* [TASK DIRECTIONS]
Go through the data below and gather each line containing "label".

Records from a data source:
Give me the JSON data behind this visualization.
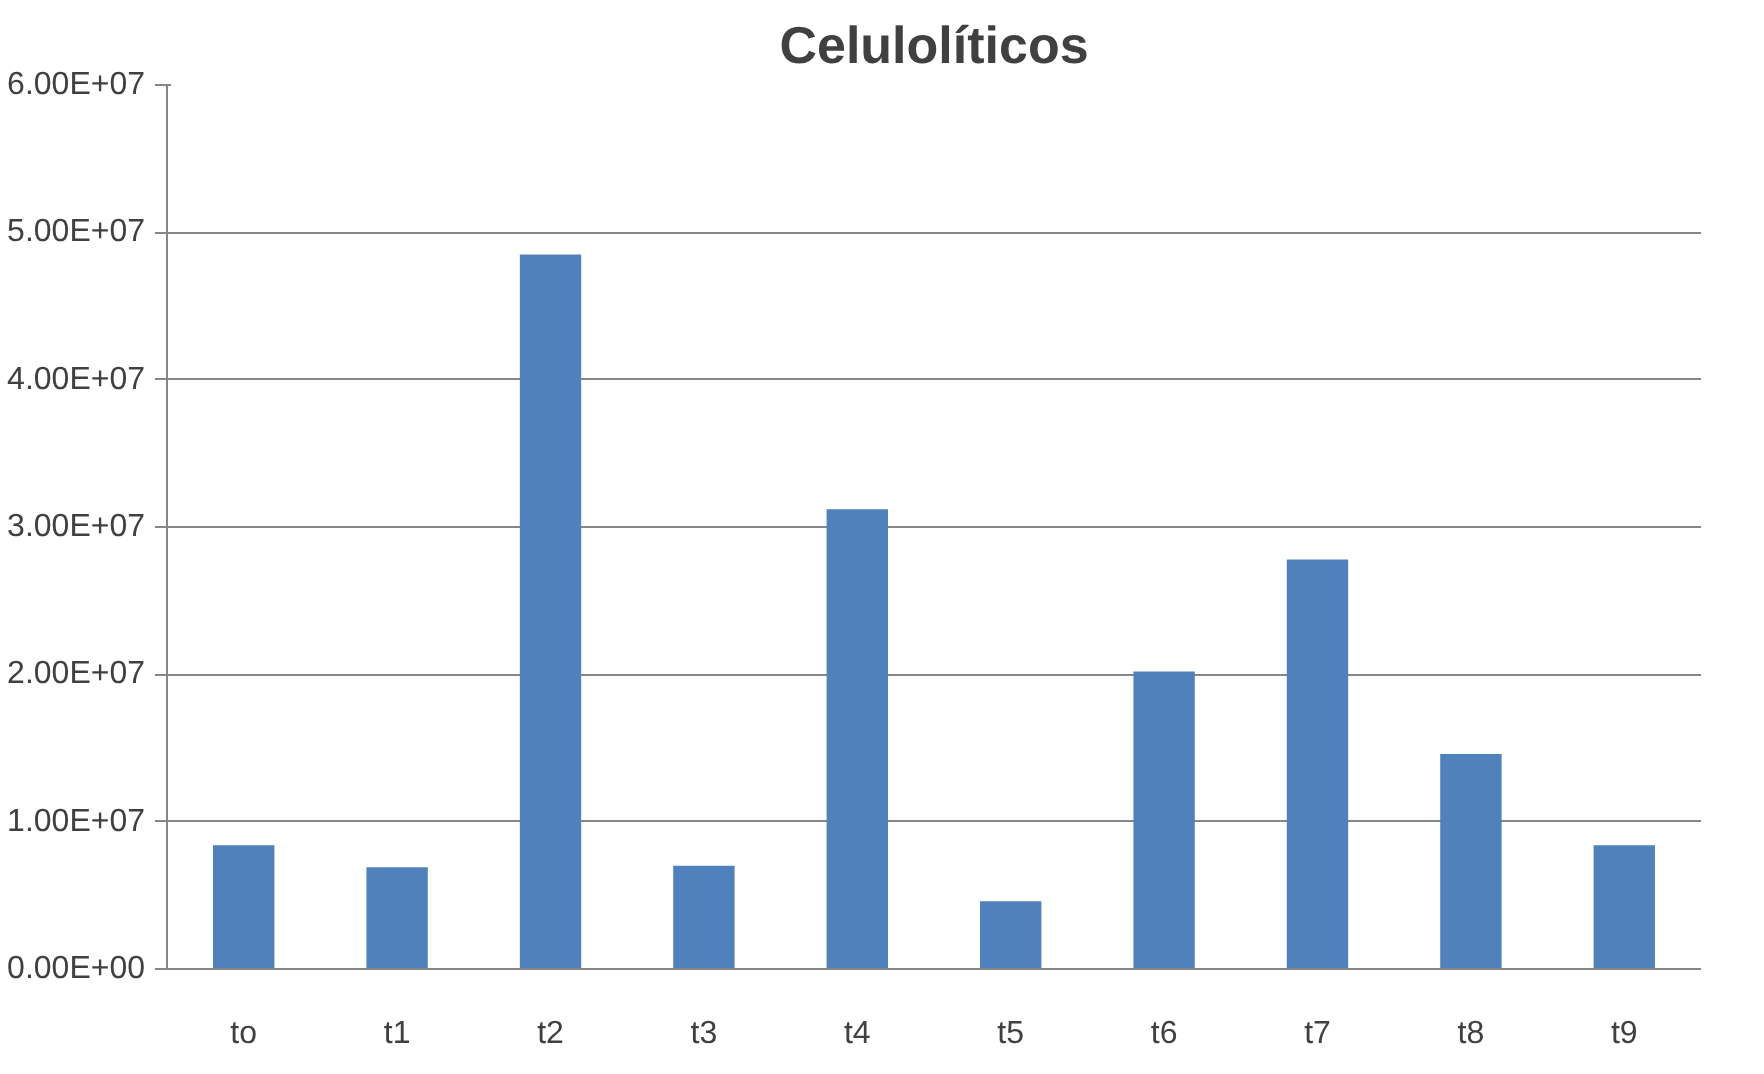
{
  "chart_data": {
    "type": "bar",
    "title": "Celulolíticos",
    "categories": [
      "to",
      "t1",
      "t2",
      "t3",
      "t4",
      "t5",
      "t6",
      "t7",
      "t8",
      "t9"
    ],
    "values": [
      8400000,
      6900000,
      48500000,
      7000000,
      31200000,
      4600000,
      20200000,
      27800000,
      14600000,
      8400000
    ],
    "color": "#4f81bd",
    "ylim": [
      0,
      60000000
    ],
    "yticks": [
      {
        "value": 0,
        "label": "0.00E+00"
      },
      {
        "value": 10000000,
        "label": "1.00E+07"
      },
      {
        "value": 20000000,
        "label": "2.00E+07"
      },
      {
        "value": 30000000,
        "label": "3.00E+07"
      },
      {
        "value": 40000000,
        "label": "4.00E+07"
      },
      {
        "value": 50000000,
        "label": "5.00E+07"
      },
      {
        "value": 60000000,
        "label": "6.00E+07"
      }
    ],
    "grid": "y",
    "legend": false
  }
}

* [TASK RESULT]
        "label": "0.00E+00"
        "label": "1.00E+07"
        "label": "2.00E+07"
        "label": "3.00E+07"
        "label": "4.00E+07"
        "label": "5.00E+07"
        "label": "6.00E+07"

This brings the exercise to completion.